Print the listing that follows, character for character.

-------- Exercise inputs

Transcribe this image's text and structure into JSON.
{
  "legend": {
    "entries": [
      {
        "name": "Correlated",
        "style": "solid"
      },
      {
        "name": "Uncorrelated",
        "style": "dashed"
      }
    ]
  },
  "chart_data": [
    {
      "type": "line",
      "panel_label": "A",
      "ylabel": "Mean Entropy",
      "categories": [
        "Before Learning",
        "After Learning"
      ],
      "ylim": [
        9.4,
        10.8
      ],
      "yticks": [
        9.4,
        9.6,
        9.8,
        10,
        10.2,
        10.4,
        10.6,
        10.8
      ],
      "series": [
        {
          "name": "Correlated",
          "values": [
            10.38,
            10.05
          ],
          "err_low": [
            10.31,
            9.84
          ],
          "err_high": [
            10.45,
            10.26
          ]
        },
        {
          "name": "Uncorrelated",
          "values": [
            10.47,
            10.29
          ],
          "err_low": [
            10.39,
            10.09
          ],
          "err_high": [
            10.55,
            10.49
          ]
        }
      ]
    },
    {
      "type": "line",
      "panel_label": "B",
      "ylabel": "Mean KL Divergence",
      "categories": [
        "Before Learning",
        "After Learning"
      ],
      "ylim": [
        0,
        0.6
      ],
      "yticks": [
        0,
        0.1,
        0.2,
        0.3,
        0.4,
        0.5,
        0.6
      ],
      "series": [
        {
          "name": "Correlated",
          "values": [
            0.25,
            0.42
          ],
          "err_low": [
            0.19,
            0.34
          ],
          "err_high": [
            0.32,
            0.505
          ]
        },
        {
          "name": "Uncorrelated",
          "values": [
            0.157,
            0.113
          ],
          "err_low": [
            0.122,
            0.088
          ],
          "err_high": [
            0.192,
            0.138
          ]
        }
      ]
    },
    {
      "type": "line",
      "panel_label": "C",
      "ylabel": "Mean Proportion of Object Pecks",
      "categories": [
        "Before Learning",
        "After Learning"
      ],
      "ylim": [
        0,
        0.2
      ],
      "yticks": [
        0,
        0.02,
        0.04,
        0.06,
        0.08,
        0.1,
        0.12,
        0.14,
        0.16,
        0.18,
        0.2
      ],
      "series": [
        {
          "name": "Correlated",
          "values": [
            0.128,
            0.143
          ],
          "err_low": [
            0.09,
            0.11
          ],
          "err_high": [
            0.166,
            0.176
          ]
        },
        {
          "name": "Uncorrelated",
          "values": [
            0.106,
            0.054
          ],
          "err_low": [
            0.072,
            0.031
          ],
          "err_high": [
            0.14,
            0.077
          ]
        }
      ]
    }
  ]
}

----------------

> _Finished exercise_:
Transcribe this image's text and structure into JSON.
{
  "legend": {
    "entries": [
      {
        "name": "Correlated",
        "style": "solid"
      },
      {
        "name": "Uncorrelated",
        "style": "dashed"
      }
    ]
  },
  "chart_data": [
    {
      "type": "line",
      "panel_label": "A",
      "ylabel": "Mean Entropy",
      "categories": [
        "Before Learning",
        "After Learning"
      ],
      "ylim": [
        9.4,
        10.8
      ],
      "yticks": [
        9.4,
        9.6,
        9.8,
        10,
        10.2,
        10.4,
        10.6,
        10.8
      ],
      "series": [
        {
          "name": "Correlated",
          "values": [
            10.38,
            10.05
          ],
          "err_low": [
            10.31,
            9.84
          ],
          "err_high": [
            10.45,
            10.26
          ]
        },
        {
          "name": "Uncorrelated",
          "values": [
            10.47,
            10.29
          ],
          "err_low": [
            10.39,
            10.09
          ],
          "err_high": [
            10.55,
            10.49
          ]
        }
      ]
    },
    {
      "type": "line",
      "panel_label": "B",
      "ylabel": "Mean KL Divergence",
      "categories": [
        "Before Learning",
        "After Learning"
      ],
      "ylim": [
        0,
        0.6
      ],
      "yticks": [
        0,
        0.1,
        0.2,
        0.3,
        0.4,
        0.5,
        0.6
      ],
      "series": [
        {
          "name": "Correlated",
          "values": [
            0.25,
            0.42
          ],
          "err_low": [
            0.19,
            0.34
          ],
          "err_high": [
            0.32,
            0.505
          ]
        },
        {
          "name": "Uncorrelated",
          "values": [
            0.157,
            0.113
          ],
          "err_low": [
            0.122,
            0.088
          ],
          "err_high": [
            0.192,
            0.138
          ]
        }
      ]
    },
    {
      "type": "line",
      "panel_label": "C",
      "ylabel": "Mean Proportion of Object Pecks",
      "categories": [
        "Before Learning",
        "After Learning"
      ],
      "ylim": [
        0,
        0.2
      ],
      "yticks": [
        0,
        0.02,
        0.04,
        0.06,
        0.08,
        0.1,
        0.12,
        0.14,
        0.16,
        0.18,
        0.2
      ],
      "series": [
        {
          "name": "Correlated",
          "values": [
            0.128,
            0.143
          ],
          "err_low": [
            0.09,
            0.11
          ],
          "err_high": [
            0.166,
            0.176
          ]
        },
        {
          "name": "Uncorrelated",
          "values": [
            0.106,
            0.054
          ],
          "err_low": [
            0.072,
            0.031
          ],
          "err_high": [
            0.14,
            0.077
          ]
        }
      ]
    }
  ]
}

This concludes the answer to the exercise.